* DIRECTIONS FOR THIS TASK:
Each entry below must be repeated exactly, with pictures left out.

Recorded data:
____________
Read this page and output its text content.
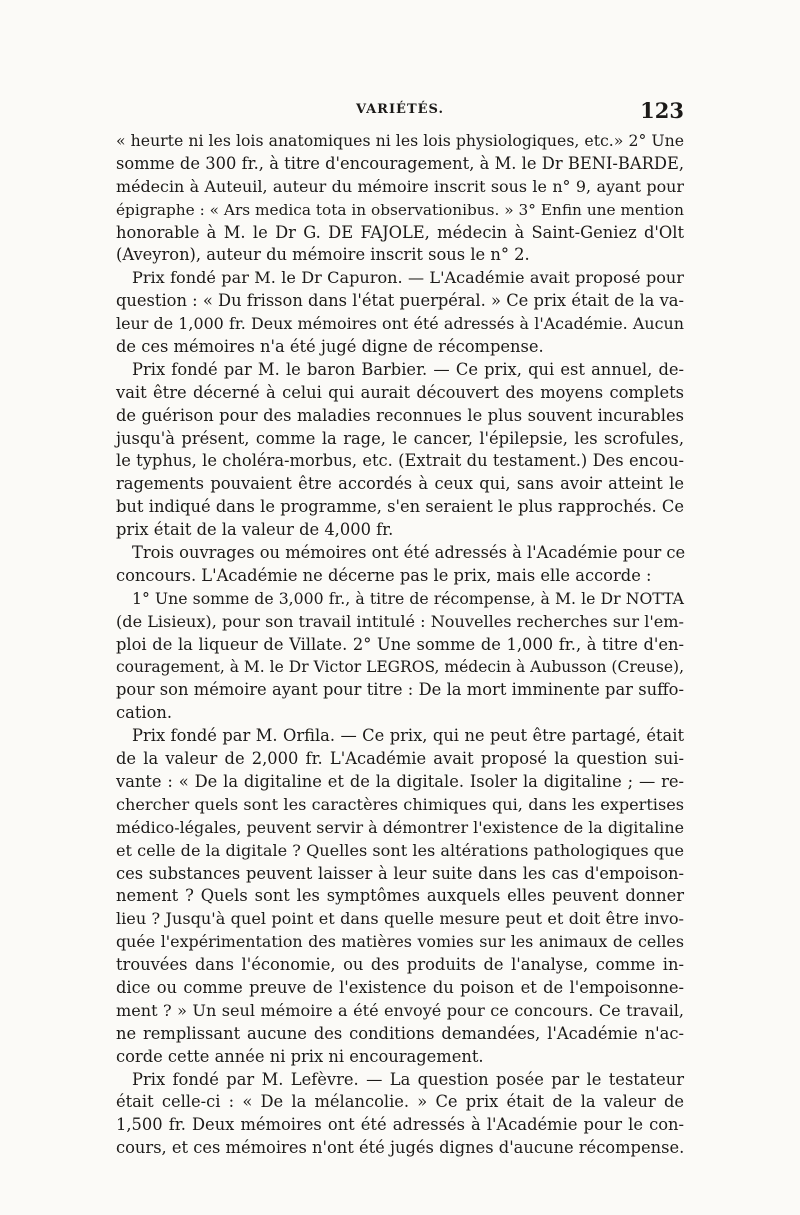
VARIÉTÉS.	123
« heurte ni les lois anatomiques ni les lois physiologiques, etc.» 2° Une
somme de 300 fr., à titre d'encouragement, à M. le Dr BENI-BARDE,
médecin à Auteuil, auteur du mémoire inscrit sous le n° 9, ayant pour
épigraphe : « Ars medica tota in observationibus. » 3° Enfin une mention
honorable à M. le Dr G. DE FAJOLE, médecin à Saint-Geniez d'Olt
(Aveyron), auteur du mémoire inscrit sous le n° 2.
Prix fondé par M. le Dr Capuron. — L'Académie avait proposé pour
question : « Du frisson dans l'état puerpéral. » Ce prix était de la va-
leur de 1,000 fr. Deux mémoires ont été adressés à l'Académie. Aucun
de ces mémoires n'a été jugé digne de récompense.
Prix fondé par M. le baron Barbier. — Ce prix, qui est annuel, de-
vait être décerné à celui qui aurait découvert des moyens complets
de guérison pour des maladies reconnues le plus souvent incurables
jusqu'à présent, comme la rage, le cancer, l'épilepsie, les scrofules,
le typhus, le choléra-morbus, etc. (Extrait du testament.) Des encou-
ragements pouvaient être accordés à ceux qui, sans avoir atteint le
but indiqué dans le programme, s'en seraient le plus rapprochés. Ce
prix était de la valeur de 4,000 fr.
Trois ouvrages ou mémoires ont été adressés à l'Académie pour ce
concours. L'Académie ne décerne pas le prix, mais elle accorde :
1° Une somme de 3,000 fr., à titre de récompense, à M. le Dr NOTTA
(de Lisieux), pour son travail intitulé : Nouvelles recherches sur l'em-
ploi de la liqueur de Villate. 2° Une somme de 1,000 fr., à titre d'en-
couragement, à M. le Dr Victor LEGROS, médecin à Aubusson (Creuse),
pour son mémoire ayant pour titre : De la mort imminente par suffo-
cation.
Prix fondé par M. Orfila. — Ce prix, qui ne peut être partagé, était
de la valeur de 2,000 fr. L'Académie avait proposé la question sui-
vante : « De la digitaline et de la digitale. Isoler la digitaline ; — re-
chercher quels sont les caractères chimiques qui, dans les expertises
médico-légales, peuvent servir à démontrer l'existence de la digitaline
et celle de la digitale ? Quelles sont les altérations pathologiques que
ces substances peuvent laisser à leur suite dans les cas d'empoison-
nement ? Quels sont les symptômes auxquels elles peuvent donner
lieu ? Jusqu'à quel point et dans quelle mesure peut et doit être invo-
quée l'expérimentation des matières vomies sur les animaux de celles
trouvées dans l'économie, ou des produits de l'analyse, comme in-
dice ou comme preuve de l'existence du poison et de l'empoisonne-
ment ? » Un seul mémoire a été envoyé pour ce concours. Ce travail,
ne remplissant aucune des conditions demandées, l'Académie n'ac-
corde cette année ni prix ni encouragement.
Prix fondé par M. Lefèvre. — La question posée par le testateur
était celle-ci : « De la mélancolie. » Ce prix était de la valeur de
1,500 fr. Deux mémoires ont été adressés à l'Académie pour le con-
cours, et ces mémoires n'ont été jugés dignes d'aucune récompense.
____________
* COMPLETED TASK:
Read this page and output its text content.
VARIÉTÉS.	123
« heurte ni les lois anatomiques ni les lois physiologiques, etc.» 2° Une
somme de 300 fr., à titre d'encouragement, à M. le Dr BENI-BARDE,
médecin à Auteuil, auteur du mémoire inscrit sous le n° 9, ayant pour
épigraphe : « Ars medica tota in observationibus. » 3° Enfin une mention
honorable à M. le Dr G. DE FAJOLE, médecin à Saint-Geniez d'Olt
(Aveyron), auteur du mémoire inscrit sous le n° 2.
Prix fondé par M. le Dr Capuron. — L'Académie avait proposé pour
question : « Du frisson dans l'état puerpéral. » Ce prix était de la va-
leur de 1,000 fr. Deux mémoires ont été adressés à l'Académie. Aucun
de ces mémoires n'a été jugé digne de récompense.
Prix fondé par M. le baron Barbier. — Ce prix, qui est annuel, de-
vait être décerné à celui qui aurait découvert des moyens complets
de guérison pour des maladies reconnues le plus souvent incurables
jusqu'à présent, comme la rage, le cancer, l'épilepsie, les scrofules,
le typhus, le choléra-morbus, etc. (Extrait du testament.) Des encou-
ragements pouvaient être accordés à ceux qui, sans avoir atteint le
but indiqué dans le programme, s'en seraient le plus rapprochés. Ce
prix était de la valeur de 4,000 fr.
Trois ouvrages ou mémoires ont été adressés à l'Académie pour ce
concours. L'Académie ne décerne pas le prix, mais elle accorde :
1° Une somme de 3,000 fr., à titre de récompense, à M. le Dr NOTTA
(de Lisieux), pour son travail intitulé : Nouvelles recherches sur l'em-
ploi de la liqueur de Villate. 2° Une somme de 1,000 fr., à titre d'en-
couragement, à M. le Dr Victor LEGROS, médecin à Aubusson (Creuse),
pour son mémoire ayant pour titre : De la mort imminente par suffo-
cation.
Prix fondé par M. Orfila. — Ce prix, qui ne peut être partagé, était
de la valeur de 2,000 fr. L'Académie avait proposé la question sui-
vante : « De la digitaline et de la digitale. Isoler la digitaline ; — re-
chercher quels sont les caractères chimiques qui, dans les expertises
médico-légales, peuvent servir à démontrer l'existence de la digitaline
et celle de la digitale ? Quelles sont les altérations pathologiques que
ces substances peuvent laisser à leur suite dans les cas d'empoison-
nement ? Quels sont les symptômes auxquels elles peuvent donner
lieu ? Jusqu'à quel point et dans quelle mesure peut et doit être invo-
quée l'expérimentation des matières vomies sur les animaux de celles
trouvées dans l'économie, ou des produits de l'analyse, comme in-
dice ou comme preuve de l'existence du poison et de l'empoisonne-
ment ? » Un seul mémoire a été envoyé pour ce concours. Ce travail,
ne remplissant aucune des conditions demandées, l'Académie n'ac-
corde cette année ni prix ni encouragement.
Prix fondé par M. Lefèvre. — La question posée par le testateur
était celle-ci : « De la mélancolie. » Ce prix était de la valeur de
1,500 fr. Deux mémoires ont été adressés à l'Académie pour le con-
cours, et ces mémoires n'ont été jugés dignes d'aucune récompense.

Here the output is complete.